## START

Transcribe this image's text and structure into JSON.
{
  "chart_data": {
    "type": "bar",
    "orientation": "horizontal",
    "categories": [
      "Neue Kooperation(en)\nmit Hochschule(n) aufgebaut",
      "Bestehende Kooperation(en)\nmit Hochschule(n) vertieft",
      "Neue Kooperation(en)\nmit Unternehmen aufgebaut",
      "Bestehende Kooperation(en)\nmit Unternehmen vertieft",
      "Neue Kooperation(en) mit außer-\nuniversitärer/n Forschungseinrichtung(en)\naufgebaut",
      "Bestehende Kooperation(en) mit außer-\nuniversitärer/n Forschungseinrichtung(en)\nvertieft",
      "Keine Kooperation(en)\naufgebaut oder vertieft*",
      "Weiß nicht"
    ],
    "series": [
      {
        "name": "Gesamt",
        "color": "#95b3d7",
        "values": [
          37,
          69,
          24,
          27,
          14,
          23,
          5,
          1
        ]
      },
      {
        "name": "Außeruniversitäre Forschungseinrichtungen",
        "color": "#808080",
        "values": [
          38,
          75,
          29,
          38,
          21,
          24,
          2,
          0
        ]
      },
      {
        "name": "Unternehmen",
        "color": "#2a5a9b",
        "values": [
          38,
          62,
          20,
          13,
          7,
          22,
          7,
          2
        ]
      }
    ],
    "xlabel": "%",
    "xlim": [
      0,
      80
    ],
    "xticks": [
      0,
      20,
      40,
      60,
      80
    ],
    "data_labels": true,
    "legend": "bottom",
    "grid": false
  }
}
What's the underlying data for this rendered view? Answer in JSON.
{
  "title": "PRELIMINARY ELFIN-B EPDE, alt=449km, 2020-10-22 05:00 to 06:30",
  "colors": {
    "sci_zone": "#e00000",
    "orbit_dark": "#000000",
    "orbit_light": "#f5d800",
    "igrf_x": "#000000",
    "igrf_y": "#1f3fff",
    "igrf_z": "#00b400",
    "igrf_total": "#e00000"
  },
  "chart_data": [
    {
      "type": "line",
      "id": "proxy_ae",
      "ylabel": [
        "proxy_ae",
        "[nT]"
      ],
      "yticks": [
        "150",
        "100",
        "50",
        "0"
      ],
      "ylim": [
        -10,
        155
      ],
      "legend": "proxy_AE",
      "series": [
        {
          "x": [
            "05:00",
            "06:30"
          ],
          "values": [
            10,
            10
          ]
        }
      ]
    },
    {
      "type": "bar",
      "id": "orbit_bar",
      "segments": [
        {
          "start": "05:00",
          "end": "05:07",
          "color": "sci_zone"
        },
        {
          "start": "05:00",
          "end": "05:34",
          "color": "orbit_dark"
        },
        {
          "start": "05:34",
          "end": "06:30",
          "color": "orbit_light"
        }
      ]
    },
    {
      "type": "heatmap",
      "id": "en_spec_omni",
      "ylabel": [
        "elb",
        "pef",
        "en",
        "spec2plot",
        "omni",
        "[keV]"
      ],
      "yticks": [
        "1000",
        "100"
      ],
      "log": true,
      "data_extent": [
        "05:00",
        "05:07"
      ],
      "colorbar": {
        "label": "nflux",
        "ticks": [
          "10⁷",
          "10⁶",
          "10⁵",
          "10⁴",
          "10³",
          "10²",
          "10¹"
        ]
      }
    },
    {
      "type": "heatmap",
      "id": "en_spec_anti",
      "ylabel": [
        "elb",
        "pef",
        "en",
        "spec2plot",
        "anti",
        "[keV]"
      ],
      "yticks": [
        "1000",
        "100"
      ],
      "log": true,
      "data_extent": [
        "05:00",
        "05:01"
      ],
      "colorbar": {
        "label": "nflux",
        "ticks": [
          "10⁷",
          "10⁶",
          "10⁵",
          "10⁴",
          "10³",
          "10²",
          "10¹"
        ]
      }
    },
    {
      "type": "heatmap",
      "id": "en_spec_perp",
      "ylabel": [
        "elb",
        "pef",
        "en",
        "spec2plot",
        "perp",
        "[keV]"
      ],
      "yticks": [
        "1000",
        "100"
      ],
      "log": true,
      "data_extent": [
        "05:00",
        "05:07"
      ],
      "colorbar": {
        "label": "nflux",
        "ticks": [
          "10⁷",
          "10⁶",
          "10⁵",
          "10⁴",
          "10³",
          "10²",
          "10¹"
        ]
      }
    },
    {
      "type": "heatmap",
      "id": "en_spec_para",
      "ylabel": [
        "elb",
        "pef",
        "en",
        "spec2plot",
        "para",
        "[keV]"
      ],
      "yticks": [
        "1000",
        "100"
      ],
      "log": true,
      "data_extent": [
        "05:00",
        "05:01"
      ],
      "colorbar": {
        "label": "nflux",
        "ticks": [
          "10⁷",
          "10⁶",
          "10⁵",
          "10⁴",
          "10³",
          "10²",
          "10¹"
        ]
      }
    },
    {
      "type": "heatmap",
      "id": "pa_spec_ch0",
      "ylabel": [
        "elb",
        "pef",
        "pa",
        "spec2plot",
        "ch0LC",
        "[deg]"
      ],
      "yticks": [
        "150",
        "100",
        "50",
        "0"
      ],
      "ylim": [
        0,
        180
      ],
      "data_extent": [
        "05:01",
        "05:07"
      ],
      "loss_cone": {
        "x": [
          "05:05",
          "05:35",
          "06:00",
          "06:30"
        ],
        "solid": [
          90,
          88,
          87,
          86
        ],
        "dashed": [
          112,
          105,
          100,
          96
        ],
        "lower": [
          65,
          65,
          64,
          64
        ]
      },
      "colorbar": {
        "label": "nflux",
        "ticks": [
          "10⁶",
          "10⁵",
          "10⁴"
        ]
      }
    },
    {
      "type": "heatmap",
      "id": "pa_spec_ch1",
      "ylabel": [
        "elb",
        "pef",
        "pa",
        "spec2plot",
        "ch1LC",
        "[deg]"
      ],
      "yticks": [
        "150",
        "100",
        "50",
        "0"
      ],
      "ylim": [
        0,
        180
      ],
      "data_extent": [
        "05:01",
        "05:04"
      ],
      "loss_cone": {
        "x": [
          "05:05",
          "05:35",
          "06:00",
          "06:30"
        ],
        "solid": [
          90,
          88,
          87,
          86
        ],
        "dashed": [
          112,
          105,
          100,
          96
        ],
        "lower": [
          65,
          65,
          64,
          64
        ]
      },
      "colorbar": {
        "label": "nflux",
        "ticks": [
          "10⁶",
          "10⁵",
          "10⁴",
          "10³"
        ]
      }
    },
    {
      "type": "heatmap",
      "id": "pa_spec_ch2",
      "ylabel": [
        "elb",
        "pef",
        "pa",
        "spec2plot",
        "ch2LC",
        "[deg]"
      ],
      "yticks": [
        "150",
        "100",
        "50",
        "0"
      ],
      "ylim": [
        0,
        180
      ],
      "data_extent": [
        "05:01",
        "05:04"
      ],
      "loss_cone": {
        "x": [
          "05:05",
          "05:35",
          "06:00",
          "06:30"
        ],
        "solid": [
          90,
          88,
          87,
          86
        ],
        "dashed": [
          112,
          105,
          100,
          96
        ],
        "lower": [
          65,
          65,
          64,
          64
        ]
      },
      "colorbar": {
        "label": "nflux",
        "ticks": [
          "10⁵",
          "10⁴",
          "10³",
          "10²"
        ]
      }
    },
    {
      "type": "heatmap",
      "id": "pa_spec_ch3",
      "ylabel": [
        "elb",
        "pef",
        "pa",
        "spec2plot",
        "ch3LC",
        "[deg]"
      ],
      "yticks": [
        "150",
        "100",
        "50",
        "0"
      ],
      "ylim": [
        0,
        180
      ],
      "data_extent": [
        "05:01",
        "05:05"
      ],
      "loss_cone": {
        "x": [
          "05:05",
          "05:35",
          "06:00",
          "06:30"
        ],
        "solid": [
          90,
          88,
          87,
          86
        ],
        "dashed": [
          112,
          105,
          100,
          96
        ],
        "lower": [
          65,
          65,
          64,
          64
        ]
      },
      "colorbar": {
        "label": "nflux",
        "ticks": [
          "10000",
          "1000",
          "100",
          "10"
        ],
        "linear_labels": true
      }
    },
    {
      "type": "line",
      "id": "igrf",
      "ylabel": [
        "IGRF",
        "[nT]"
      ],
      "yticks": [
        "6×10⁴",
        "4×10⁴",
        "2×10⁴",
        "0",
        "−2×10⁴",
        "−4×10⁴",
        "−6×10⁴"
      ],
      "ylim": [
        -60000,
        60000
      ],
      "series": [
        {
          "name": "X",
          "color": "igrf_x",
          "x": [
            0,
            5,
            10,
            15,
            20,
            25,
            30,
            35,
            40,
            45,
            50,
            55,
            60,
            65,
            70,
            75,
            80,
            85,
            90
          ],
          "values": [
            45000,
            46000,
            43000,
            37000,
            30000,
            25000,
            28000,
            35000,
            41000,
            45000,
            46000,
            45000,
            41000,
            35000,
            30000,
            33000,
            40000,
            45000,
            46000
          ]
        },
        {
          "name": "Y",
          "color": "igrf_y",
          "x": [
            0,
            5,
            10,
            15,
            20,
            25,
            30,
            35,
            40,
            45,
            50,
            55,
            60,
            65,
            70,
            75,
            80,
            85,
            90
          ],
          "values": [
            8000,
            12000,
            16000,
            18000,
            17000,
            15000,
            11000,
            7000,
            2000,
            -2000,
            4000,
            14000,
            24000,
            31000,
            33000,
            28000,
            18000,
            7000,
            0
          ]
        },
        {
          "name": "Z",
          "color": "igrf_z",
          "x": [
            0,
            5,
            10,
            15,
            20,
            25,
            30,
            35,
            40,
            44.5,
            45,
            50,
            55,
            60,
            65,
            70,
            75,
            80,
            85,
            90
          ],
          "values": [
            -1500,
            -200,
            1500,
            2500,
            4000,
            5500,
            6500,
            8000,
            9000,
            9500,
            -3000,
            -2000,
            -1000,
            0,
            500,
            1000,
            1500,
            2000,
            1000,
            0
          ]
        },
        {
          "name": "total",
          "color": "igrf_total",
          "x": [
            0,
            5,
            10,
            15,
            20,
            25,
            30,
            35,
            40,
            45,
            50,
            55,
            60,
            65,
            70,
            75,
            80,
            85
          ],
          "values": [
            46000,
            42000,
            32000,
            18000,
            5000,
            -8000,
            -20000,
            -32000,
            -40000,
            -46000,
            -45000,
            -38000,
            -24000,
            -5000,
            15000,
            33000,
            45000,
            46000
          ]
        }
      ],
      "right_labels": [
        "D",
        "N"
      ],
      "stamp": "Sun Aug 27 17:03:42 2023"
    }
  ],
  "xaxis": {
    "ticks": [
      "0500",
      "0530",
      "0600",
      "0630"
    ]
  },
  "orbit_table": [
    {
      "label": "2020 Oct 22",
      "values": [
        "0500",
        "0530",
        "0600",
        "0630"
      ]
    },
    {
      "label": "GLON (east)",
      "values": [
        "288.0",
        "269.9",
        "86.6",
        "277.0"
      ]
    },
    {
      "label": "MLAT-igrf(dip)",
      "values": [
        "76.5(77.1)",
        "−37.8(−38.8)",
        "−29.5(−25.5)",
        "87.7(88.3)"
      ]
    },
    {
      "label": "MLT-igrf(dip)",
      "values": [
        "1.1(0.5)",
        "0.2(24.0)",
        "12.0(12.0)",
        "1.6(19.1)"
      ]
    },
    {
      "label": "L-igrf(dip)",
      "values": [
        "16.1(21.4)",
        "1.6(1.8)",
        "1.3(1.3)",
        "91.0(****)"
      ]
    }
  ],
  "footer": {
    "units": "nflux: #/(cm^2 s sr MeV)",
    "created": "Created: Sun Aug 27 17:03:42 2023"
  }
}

## END

- TO DO -
Look over the listing. Pull out every line with the string "JSON" in it.

- THE REPLY -
Transcribe this image's text and structure into JSON.
What's the underlying data for this rendered view? Answer in JSON.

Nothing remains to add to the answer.